» Entries
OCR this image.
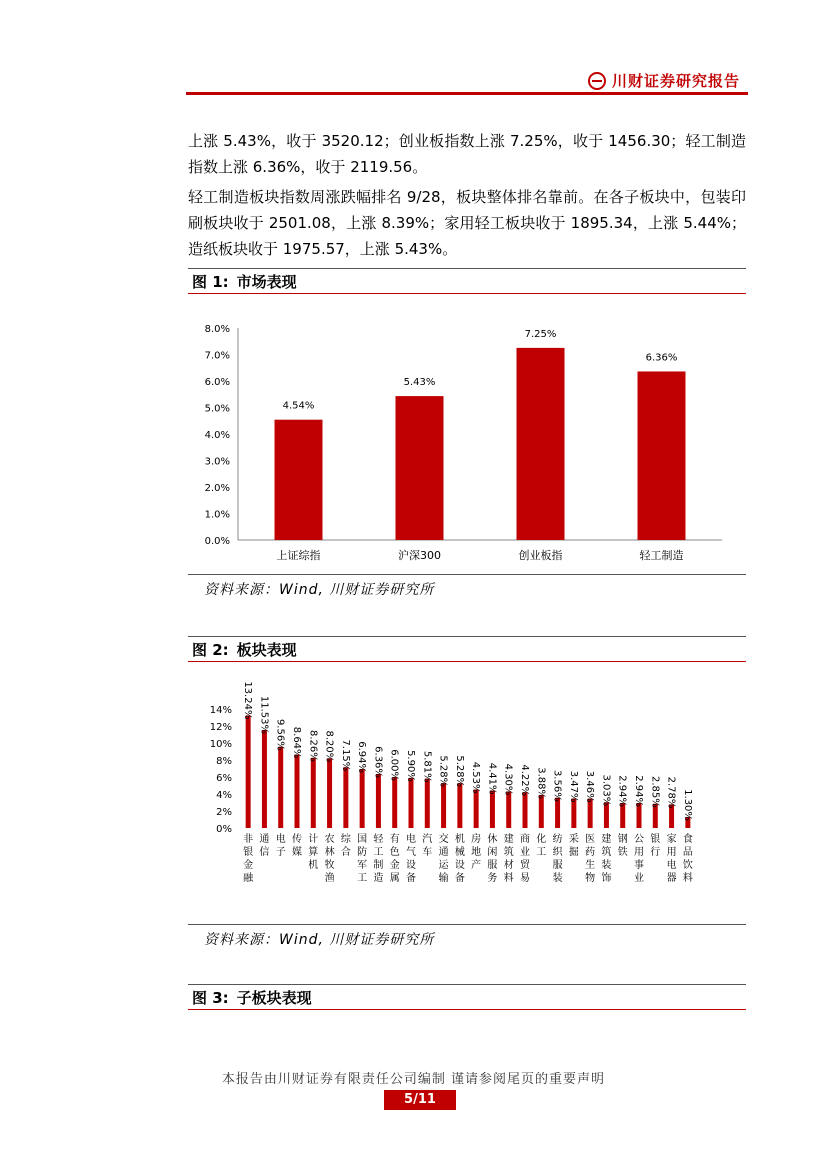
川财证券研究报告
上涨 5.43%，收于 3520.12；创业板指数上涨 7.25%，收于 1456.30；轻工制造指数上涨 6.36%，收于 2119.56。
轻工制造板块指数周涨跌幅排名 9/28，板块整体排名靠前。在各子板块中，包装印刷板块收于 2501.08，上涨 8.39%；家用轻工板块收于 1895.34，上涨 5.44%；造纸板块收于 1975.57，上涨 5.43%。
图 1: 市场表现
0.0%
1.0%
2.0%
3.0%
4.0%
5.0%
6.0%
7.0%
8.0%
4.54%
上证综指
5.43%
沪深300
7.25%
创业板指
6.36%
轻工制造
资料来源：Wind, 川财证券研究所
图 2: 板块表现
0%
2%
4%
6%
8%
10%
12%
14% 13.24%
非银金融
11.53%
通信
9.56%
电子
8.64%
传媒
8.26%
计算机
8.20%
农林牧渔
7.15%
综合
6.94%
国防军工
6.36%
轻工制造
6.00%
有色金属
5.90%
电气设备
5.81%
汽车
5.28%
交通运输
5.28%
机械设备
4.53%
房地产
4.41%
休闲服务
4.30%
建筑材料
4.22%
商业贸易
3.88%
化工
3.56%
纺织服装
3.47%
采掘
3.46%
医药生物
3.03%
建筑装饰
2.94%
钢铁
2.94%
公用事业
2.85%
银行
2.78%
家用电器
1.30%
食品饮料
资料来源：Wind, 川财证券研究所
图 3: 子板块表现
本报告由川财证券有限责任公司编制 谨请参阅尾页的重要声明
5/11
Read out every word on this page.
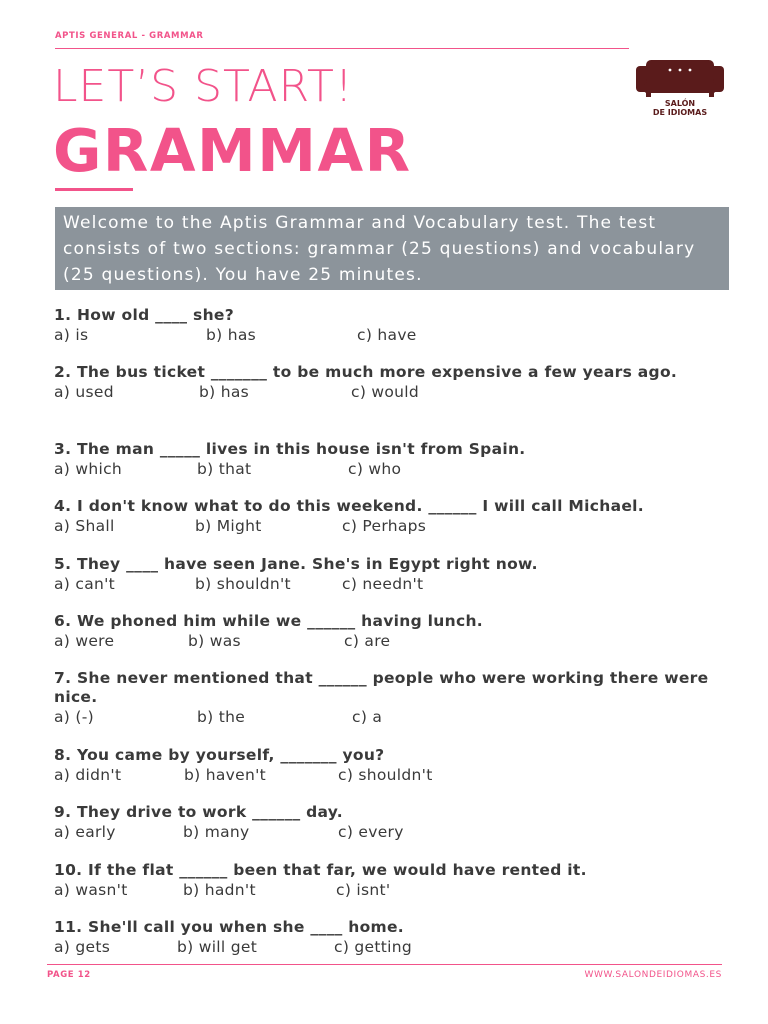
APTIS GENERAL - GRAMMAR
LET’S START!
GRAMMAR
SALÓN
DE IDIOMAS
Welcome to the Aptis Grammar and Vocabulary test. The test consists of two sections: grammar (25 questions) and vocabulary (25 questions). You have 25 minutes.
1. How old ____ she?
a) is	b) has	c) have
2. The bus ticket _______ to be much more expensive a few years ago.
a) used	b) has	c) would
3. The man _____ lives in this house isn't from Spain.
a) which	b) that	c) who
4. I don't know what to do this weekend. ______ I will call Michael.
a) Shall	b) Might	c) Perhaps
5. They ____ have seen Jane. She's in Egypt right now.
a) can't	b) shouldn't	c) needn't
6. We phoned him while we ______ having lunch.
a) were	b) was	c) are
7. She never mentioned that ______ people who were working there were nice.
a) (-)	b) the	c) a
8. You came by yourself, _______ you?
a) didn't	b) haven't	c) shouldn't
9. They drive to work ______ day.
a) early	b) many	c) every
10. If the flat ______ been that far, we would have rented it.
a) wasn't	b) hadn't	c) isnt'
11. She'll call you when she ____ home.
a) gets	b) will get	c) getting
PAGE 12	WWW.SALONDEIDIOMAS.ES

...

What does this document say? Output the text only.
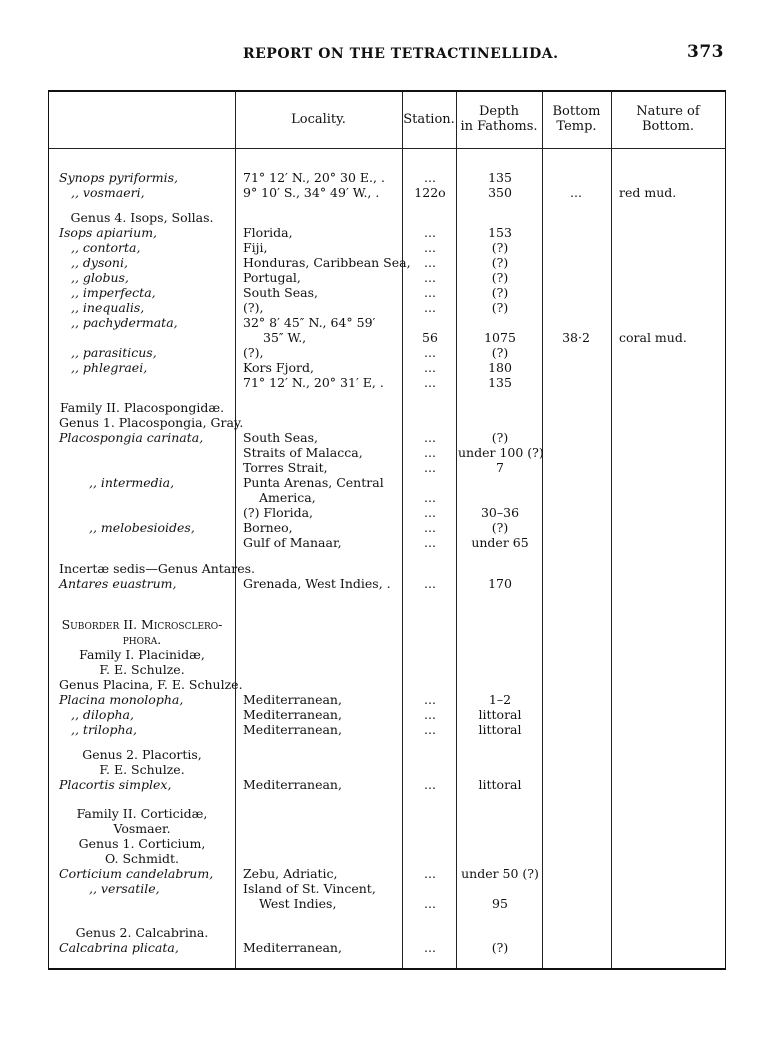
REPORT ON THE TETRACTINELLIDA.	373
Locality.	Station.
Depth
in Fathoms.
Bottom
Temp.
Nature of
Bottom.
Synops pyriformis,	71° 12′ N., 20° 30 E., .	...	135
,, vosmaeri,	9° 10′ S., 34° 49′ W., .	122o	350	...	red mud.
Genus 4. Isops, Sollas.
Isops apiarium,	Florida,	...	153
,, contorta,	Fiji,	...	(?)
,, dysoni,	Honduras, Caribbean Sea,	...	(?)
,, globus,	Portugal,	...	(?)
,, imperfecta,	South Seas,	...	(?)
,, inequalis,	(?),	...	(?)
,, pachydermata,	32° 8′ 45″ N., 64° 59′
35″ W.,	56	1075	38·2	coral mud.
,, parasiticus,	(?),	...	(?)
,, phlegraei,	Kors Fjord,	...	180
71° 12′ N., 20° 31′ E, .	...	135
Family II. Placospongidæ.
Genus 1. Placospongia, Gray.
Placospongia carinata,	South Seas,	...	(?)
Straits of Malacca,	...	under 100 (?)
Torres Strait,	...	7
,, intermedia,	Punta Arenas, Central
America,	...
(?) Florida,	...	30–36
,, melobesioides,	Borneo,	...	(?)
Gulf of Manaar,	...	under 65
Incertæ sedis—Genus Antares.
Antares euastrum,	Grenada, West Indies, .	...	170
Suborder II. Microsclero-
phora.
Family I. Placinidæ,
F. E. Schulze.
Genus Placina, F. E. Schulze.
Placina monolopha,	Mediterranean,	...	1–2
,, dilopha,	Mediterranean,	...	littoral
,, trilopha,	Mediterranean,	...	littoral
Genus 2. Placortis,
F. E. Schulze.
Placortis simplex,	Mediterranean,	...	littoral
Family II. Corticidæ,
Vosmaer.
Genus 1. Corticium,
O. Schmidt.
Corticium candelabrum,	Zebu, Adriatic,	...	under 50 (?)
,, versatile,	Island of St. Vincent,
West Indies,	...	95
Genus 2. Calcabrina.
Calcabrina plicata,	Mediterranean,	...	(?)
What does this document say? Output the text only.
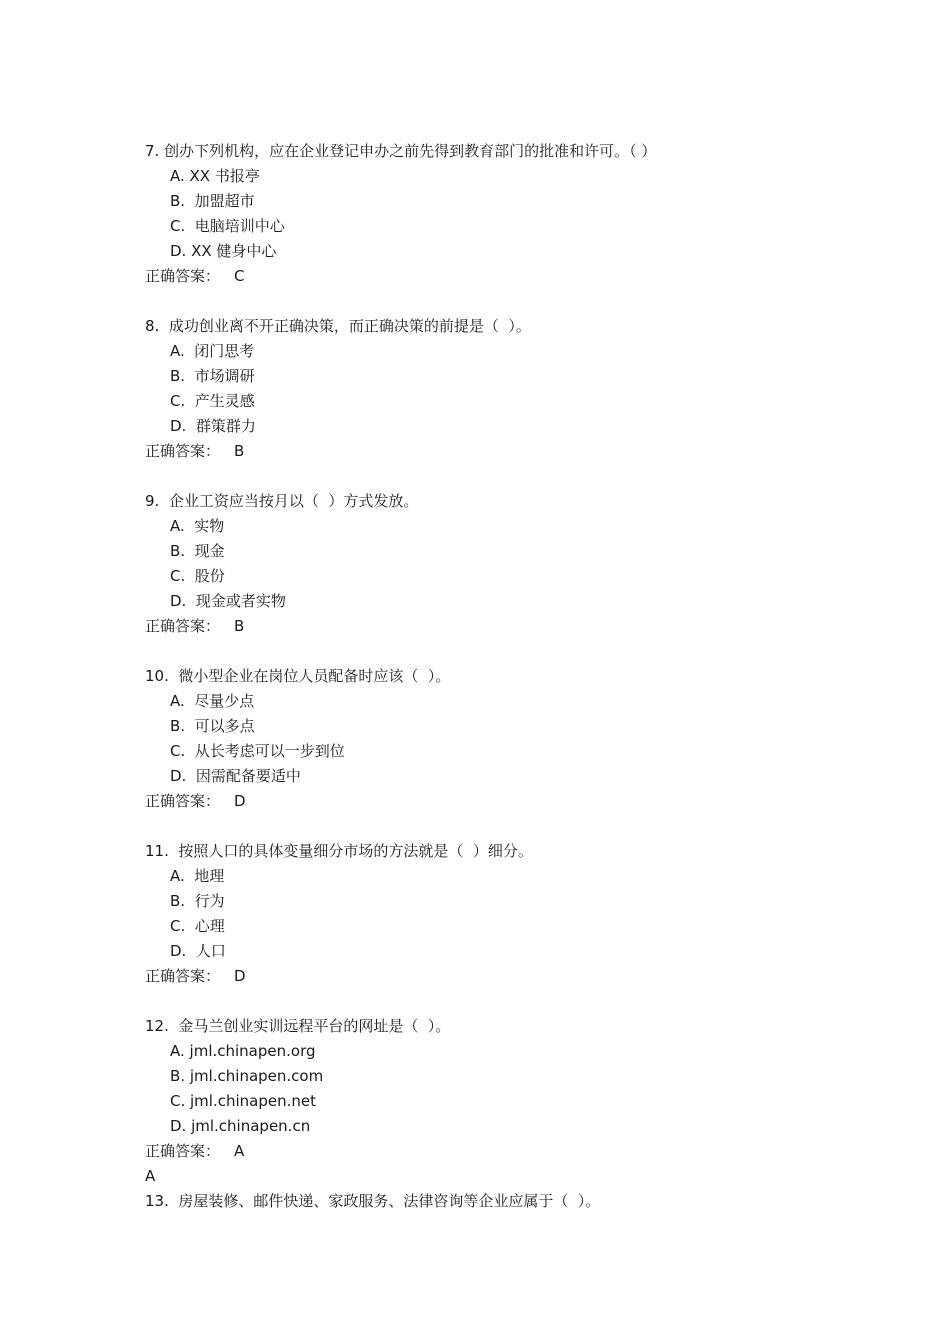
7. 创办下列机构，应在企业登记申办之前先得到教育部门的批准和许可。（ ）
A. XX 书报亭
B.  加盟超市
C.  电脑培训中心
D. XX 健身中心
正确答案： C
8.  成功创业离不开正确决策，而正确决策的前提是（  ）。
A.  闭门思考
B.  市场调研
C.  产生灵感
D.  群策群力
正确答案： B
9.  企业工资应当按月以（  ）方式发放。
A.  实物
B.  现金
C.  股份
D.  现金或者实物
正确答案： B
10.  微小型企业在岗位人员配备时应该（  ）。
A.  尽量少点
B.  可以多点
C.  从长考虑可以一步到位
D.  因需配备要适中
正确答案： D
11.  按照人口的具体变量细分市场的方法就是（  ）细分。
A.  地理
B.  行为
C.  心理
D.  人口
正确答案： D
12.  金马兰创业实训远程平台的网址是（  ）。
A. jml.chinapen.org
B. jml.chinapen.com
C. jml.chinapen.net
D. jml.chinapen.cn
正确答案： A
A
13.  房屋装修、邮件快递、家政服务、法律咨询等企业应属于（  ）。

» Prompt
Looking at the data above, show all lines where the word "that" occurs.

» The completed task
a) which	b) that	c) who
7. She never mentioned that ______ people who were working there were nice.
10. If the flat ______ been that far, we would have rented it.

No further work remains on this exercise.